▼

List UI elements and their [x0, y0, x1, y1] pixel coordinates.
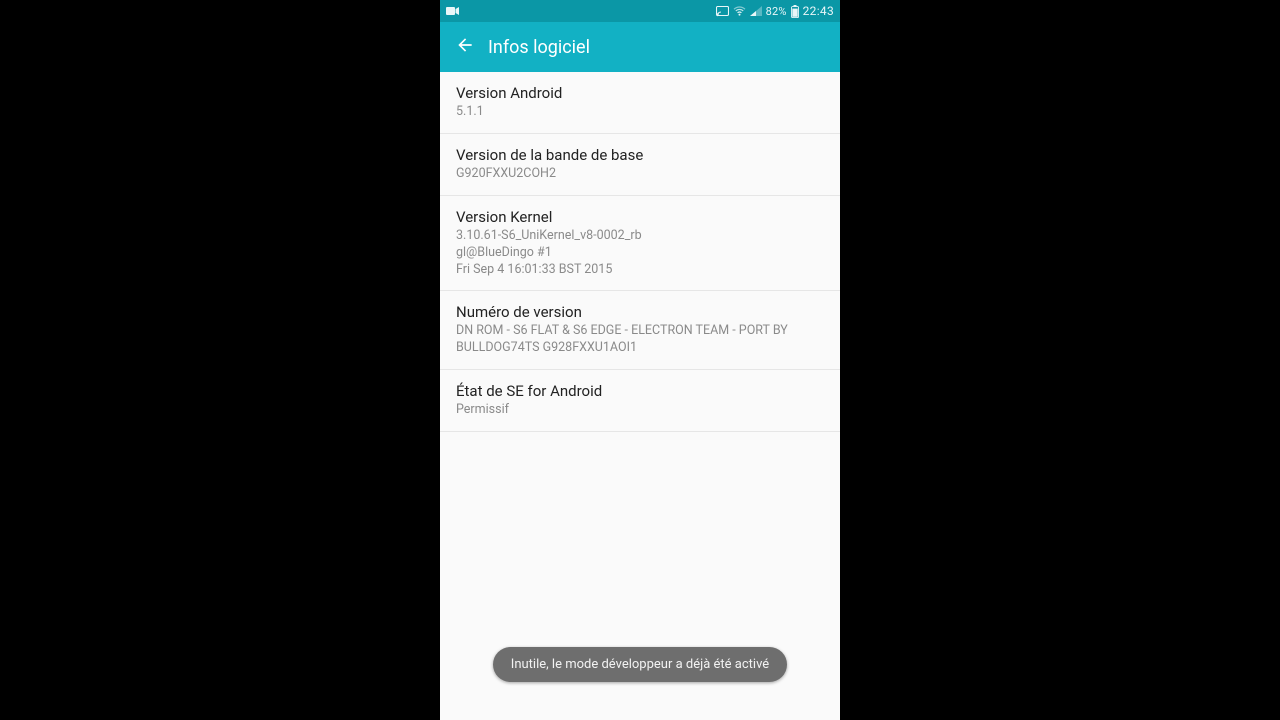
phone-frame: 82% 22:43 Infos logiciel Version Android	[440, 0, 840, 720]
item-subtitle: 5.1.1	[456, 104, 824, 121]
status-bar: 82% 22:43	[440, 0, 840, 22]
item-subtitle: Permissif	[456, 402, 824, 419]
item-title: Version Android	[456, 84, 824, 102]
item-build-number[interactable]: Numéro de version DN ROM - S6 FLAT & S6 …	[440, 291, 840, 370]
item-title: Version de la bande de base	[456, 146, 824, 164]
item-baseband-version[interactable]: Version de la bande de base G920FXXU2COH…	[440, 134, 840, 196]
item-subtitle: DN ROM - S6 FLAT & S6 EDGE - ELECTRON TE…	[456, 323, 824, 357]
wifi-icon	[733, 6, 746, 16]
page-title: Infos logiciel	[488, 37, 590, 58]
clock: 22:43	[803, 4, 834, 18]
toast-container: Inutile, le mode développeur a déjà été …	[440, 647, 840, 682]
item-title: Version Kernel	[456, 208, 824, 226]
status-left	[446, 6, 460, 16]
cell-signal-icon	[750, 6, 762, 16]
cast-icon	[716, 6, 729, 17]
battery-percent: 82%	[766, 5, 787, 18]
video-camera-icon	[446, 6, 460, 16]
battery-icon	[791, 5, 799, 18]
arrow-left-icon	[455, 35, 475, 59]
action-bar: Infos logiciel	[440, 22, 840, 72]
item-subtitle: 3.10.61-S6_UniKernel_v8-0002_rb gl@BlueD…	[456, 228, 824, 279]
back-button[interactable]	[450, 32, 480, 62]
item-subtitle: G920FXXU2COH2	[456, 166, 824, 183]
stage: 82% 22:43 Infos logiciel Version Android	[0, 0, 1280, 720]
content-area: Version Android 5.1.1 Version de la band…	[440, 72, 840, 720]
item-kernel-version[interactable]: Version Kernel 3.10.61-S6_UniKernel_v8-0…	[440, 196, 840, 292]
status-right: 82% 22:43	[716, 4, 834, 18]
item-title: Numéro de version	[456, 303, 824, 321]
item-android-version[interactable]: Version Android 5.1.1	[440, 72, 840, 134]
toast-message: Inutile, le mode développeur a déjà été …	[493, 647, 787, 682]
item-title: État de SE for Android	[456, 382, 824, 400]
item-se-android-status[interactable]: État de SE for Android Permissif	[440, 370, 840, 432]
settings-list: Version Android 5.1.1 Version de la band…	[440, 72, 840, 432]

▲

### YOUR INSTRUCTIONS:
Print the data above line for line without any changes, leaving out the picture.

### COMPLETED EXERCISE:
List UI elements and their [x0, y0, x1, y1] pixel coordinates.
phone-frame: 82% 22:43 Infos logiciel Version Android	[440, 0, 840, 720]
item-subtitle: 5.1.1	[456, 104, 824, 121]
status-bar: 82% 22:43	[440, 0, 840, 22]
item-subtitle: Permissif	[456, 402, 824, 419]
item-title: Version Android	[456, 84, 824, 102]
item-build-number[interactable]: Numéro de version DN ROM - S6 FLAT & S6 …	[440, 291, 840, 370]
item-title: Version de la bande de base	[456, 146, 824, 164]
item-baseband-version[interactable]: Version de la bande de base G920FXXU2COH…	[440, 134, 840, 196]
item-subtitle: DN ROM - S6 FLAT & S6 EDGE - ELECTRON TE…	[456, 323, 824, 357]
wifi-icon	[733, 6, 746, 16]
page-title: Infos logiciel	[488, 37, 590, 58]
clock: 22:43	[803, 4, 834, 18]
toast-container: Inutile, le mode développeur a déjà été …	[440, 647, 840, 682]
item-title: Version Kernel	[456, 208, 824, 226]
status-left	[446, 6, 460, 16]
cell-signal-icon	[750, 6, 762, 16]
cast-icon	[716, 6, 729, 17]
battery-percent: 82%	[766, 5, 787, 18]
video-camera-icon	[446, 6, 460, 16]
battery-icon	[791, 5, 799, 18]
arrow-left-icon	[455, 35, 475, 59]
action-bar: Infos logiciel	[440, 22, 840, 72]
item-subtitle: 3.10.61-S6_UniKernel_v8-0002_rb gl@BlueD…	[456, 228, 824, 279]
back-button[interactable]	[450, 32, 480, 62]
item-subtitle: G920FXXU2COH2	[456, 166, 824, 183]
stage: 82% 22:43 Infos logiciel Version Android	[0, 0, 1280, 720]
content-area: Version Android 5.1.1 Version de la band…	[440, 72, 840, 720]
item-kernel-version[interactable]: Version Kernel 3.10.61-S6_UniKernel_v8-0…	[440, 196, 840, 292]
status-right: 82% 22:43	[716, 4, 834, 18]
item-title: Numéro de version	[456, 303, 824, 321]
item-android-version[interactable]: Version Android 5.1.1	[440, 72, 840, 134]
toast-message: Inutile, le mode développeur a déjà été …	[493, 647, 787, 682]
item-title: État de SE for Android	[456, 382, 824, 400]
item-se-android-status[interactable]: État de SE for Android Permissif	[440, 370, 840, 432]
settings-list: Version Android 5.1.1 Version de la band…	[440, 72, 840, 432]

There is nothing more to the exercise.